GOAL
Reproduce the complete listing without any deviation.

+ + + + +

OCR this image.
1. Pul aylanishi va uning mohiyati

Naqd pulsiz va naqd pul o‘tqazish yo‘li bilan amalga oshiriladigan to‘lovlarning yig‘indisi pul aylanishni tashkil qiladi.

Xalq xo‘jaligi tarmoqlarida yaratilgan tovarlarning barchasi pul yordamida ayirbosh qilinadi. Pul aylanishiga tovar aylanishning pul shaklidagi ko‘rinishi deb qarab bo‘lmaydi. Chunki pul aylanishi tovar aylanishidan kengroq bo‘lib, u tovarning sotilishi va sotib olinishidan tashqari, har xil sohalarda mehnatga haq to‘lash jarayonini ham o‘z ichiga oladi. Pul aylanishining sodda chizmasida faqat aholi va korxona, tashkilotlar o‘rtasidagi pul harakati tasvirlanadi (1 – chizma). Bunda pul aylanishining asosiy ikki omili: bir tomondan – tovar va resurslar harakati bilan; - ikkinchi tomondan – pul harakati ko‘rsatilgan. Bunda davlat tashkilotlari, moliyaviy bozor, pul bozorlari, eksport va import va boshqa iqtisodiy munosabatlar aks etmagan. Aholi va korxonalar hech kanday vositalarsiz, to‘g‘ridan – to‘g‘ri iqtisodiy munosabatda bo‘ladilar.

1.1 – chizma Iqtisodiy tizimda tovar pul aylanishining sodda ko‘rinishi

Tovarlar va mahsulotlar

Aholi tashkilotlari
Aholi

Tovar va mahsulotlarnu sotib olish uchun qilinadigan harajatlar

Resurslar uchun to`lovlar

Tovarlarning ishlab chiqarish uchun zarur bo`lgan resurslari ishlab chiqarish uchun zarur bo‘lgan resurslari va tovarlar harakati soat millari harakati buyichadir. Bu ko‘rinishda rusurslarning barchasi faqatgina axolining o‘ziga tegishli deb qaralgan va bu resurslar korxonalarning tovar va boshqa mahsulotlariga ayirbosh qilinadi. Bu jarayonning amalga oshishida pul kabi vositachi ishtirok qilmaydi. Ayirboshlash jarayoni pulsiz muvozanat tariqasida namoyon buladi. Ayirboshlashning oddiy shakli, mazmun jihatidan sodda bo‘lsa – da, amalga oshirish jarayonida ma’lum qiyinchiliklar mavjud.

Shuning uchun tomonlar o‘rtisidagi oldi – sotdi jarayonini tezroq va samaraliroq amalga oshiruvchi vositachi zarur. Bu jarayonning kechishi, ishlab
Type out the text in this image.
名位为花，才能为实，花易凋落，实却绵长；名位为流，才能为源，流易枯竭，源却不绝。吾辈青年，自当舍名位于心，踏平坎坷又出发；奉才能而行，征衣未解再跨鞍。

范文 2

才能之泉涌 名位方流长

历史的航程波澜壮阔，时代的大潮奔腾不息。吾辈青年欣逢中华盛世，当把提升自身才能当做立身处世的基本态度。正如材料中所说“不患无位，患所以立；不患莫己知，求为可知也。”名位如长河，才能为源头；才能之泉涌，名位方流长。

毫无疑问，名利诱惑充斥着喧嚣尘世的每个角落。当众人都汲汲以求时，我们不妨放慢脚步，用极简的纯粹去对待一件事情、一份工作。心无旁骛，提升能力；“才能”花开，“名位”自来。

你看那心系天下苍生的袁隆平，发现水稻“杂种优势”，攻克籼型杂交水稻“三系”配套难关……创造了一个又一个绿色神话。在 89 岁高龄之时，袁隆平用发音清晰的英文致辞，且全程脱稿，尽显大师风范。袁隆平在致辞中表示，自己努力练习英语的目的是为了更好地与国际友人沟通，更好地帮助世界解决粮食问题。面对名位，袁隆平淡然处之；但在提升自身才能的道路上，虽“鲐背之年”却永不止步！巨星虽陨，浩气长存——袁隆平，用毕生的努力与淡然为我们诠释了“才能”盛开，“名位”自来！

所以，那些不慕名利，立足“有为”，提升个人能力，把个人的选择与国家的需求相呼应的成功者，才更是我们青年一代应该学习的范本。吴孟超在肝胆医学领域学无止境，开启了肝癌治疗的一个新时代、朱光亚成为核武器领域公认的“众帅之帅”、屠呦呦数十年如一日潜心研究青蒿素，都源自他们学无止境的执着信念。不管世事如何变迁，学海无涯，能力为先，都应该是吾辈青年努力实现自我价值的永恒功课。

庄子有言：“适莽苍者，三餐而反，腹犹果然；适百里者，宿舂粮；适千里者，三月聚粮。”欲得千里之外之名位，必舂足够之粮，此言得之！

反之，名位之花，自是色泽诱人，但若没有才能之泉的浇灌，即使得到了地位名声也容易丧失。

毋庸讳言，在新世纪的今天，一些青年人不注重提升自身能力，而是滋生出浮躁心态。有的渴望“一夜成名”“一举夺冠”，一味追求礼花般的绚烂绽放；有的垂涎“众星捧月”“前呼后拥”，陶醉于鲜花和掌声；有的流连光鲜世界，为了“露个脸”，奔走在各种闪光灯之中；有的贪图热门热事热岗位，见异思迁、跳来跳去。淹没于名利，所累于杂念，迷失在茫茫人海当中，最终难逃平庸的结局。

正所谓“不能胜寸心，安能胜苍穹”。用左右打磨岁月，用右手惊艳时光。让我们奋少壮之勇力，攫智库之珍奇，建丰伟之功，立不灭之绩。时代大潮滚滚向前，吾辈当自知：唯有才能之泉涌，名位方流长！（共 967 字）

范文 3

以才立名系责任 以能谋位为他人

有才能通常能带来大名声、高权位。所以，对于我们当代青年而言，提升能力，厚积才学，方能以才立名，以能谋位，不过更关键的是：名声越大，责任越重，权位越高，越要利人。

+ + + + +

THE RESPONSE
OCR this image.
1. Pul aylanishi va uning mohiyati

Naqd pulsiz va naqd pul o‘tqazish yo‘li bilan amalga oshiriladigan to‘lovlarning yig‘indisi pul aylanishni tashkil qiladi.

Xalq xo‘jaligi tarmoqlarida yaratilgan tovarlarning barchasi pul yordamida ayirbosh qilinadi. Pul aylanishiga tovar aylanishning pul shaklidagi ko‘rinishi deb qarab bo‘lmaydi. Chunki pul aylanishi tovar aylanishidan kengroq bo‘lib, u tovarning sotilishi va sotib olinishidan tashqari, har xil sohalarda mehnatga haq to‘lash jarayonini ham o‘z ichiga oladi. Pul aylanishining sodda chizmasida faqat aholi va korxona, tashkilotlar o‘rtasidagi pul harakati tasvirlanadi (1 – chizma). Bunda pul aylanishining asosiy ikki omili: bir tomondan – tovar va resurslar harakati bilan; - ikkinchi tomondan – pul harakati ko‘rsatilgan. Bunda davlat tashkilotlari, moliyaviy bozor, pul bozorlari, eksport va import va boshqa iqtisodiy munosabatlar aks etmagan. Aholi va korxonalar hech kanday vositalarsiz, to‘g‘ridan – to‘g‘ri iqtisodiy munosabatda bo‘ladilar.

1.1 – chizma Iqtisodiy tizimda tovar pul aylanishining sodda ko‘rinishi

Tovarlar va mahsulotlar

Aholi tashkilotlari
Aholi

Tovar va mahsulotlarnu sotib olish uchun qilinadigan harajatlar

Resurslar uchun to`lovlar

Tovarlarning ishlab chiqarish uchun zarur bo`lgan resurslari ishlab chiqarish uchun zarur bo‘lgan resurslari va tovarlar harakati soat millari harakati buyichadir. Bu ko‘rinishda rusurslarning barchasi faqatgina axolining o‘ziga tegishli deb qaralgan va bu resurslar korxonalarning tovar va boshqa mahsulotlariga ayirbosh qilinadi. Bu jarayonning amalga oshishida pul kabi vositachi ishtirok qilmaydi. Ayirboshlash jarayoni pulsiz muvozanat tariqasida namoyon buladi. Ayirboshlashning oddiy shakli, mazmun jihatidan sodda bo‘lsa – da, amalga oshirish jarayonida ma’lum qiyinchiliklar mavjud.

Shuning uchun tomonlar o‘rtisidagi oldi – sotdi jarayonini tezroq va samaraliroq amalga oshiruvchi vositachi zarur. Bu jarayonning kechishi, ishlab
Type out the text in this image.
名位为花，才能为实，花易凋落，实却绵长；名位为流，才能为源，流易枯竭，源却不绝。吾辈青年，自当舍名位于心，踏平坎坷又出发；奉才能而行，征衣未解再跨鞍。

范文 2

才能之泉涌 名位方流长

历史的航程波澜壮阔，时代的大潮奔腾不息。吾辈青年欣逢中华盛世，当把提升自身才能当做立身处世的基本态度。正如材料中所说“不患无位，患所以立；不患莫己知，求为可知也。”名位如长河，才能为源头；才能之泉涌，名位方流长。

毫无疑问，名利诱惑充斥着喧嚣尘世的每个角落。当众人都汲汲以求时，我们不妨放慢脚步，用极简的纯粹去对待一件事情、一份工作。心无旁骛，提升能力；“才能”花开，“名位”自来。

你看那心系天下苍生的袁隆平，发现水稻“杂种优势”，攻克籼型杂交水稻“三系”配套难关……创造了一个又一个绿色神话。在 89 岁高龄之时，袁隆平用发音清晰的英文致辞，且全程脱稿，尽显大师风范。袁隆平在致辞中表示，自己努力练习英语的目的是为了更好地与国际友人沟通，更好地帮助世界解决粮食问题。面对名位，袁隆平淡然处之；但在提升自身才能的道路上，虽“鲐背之年”却永不止步！巨星虽陨，浩气长存——袁隆平，用毕生的努力与淡然为我们诠释了“才能”盛开，“名位”自来！

所以，那些不慕名利，立足“有为”，提升个人能力，把个人的选择与国家的需求相呼应的成功者，才更是我们青年一代应该学习的范本。吴孟超在肝胆医学领域学无止境，开启了肝癌治疗的一个新时代、朱光亚成为核武器领域公认的“众帅之帅”、屠呦呦数十年如一日潜心研究青蒿素，都源自他们学无止境的执着信念。不管世事如何变迁，学海无涯，能力为先，都应该是吾辈青年努力实现自我价值的永恒功课。

庄子有言：“适莽苍者，三餐而反，腹犹果然；适百里者，宿舂粮；适千里者，三月聚粮。”欲得千里之外之名位，必舂足够之粮，此言得之！

反之，名位之花，自是色泽诱人，但若没有才能之泉的浇灌，即使得到了地位名声也容易丧失。

毋庸讳言，在新世纪的今天，一些青年人不注重提升自身能力，而是滋生出浮躁心态。有的渴望“一夜成名”“一举夺冠”，一味追求礼花般的绚烂绽放；有的垂涎“众星捧月”“前呼后拥”，陶醉于鲜花和掌声；有的流连光鲜世界，为了“露个脸”，奔走在各种闪光灯之中；有的贪图热门热事热岗位，见异思迁、跳来跳去。淹没于名利，所累于杂念，迷失在茫茫人海当中，最终难逃平庸的结局。

正所谓“不能胜寸心，安能胜苍穹”。用左右打磨岁月，用右手惊艳时光。让我们奋少壮之勇力，攫智库之珍奇，建丰伟之功，立不灭之绩。时代大潮滚滚向前，吾辈当自知：唯有才能之泉涌，名位方流长！（共 967 字）

范文 3

以才立名系责任 以能谋位为他人

有才能通常能带来大名声、高权位。所以，对于我们当代青年而言，提升能力，厚积才学，方能以才立名，以能谋位，不过更关键的是：名声越大，责任越重，权位越高，越要利人。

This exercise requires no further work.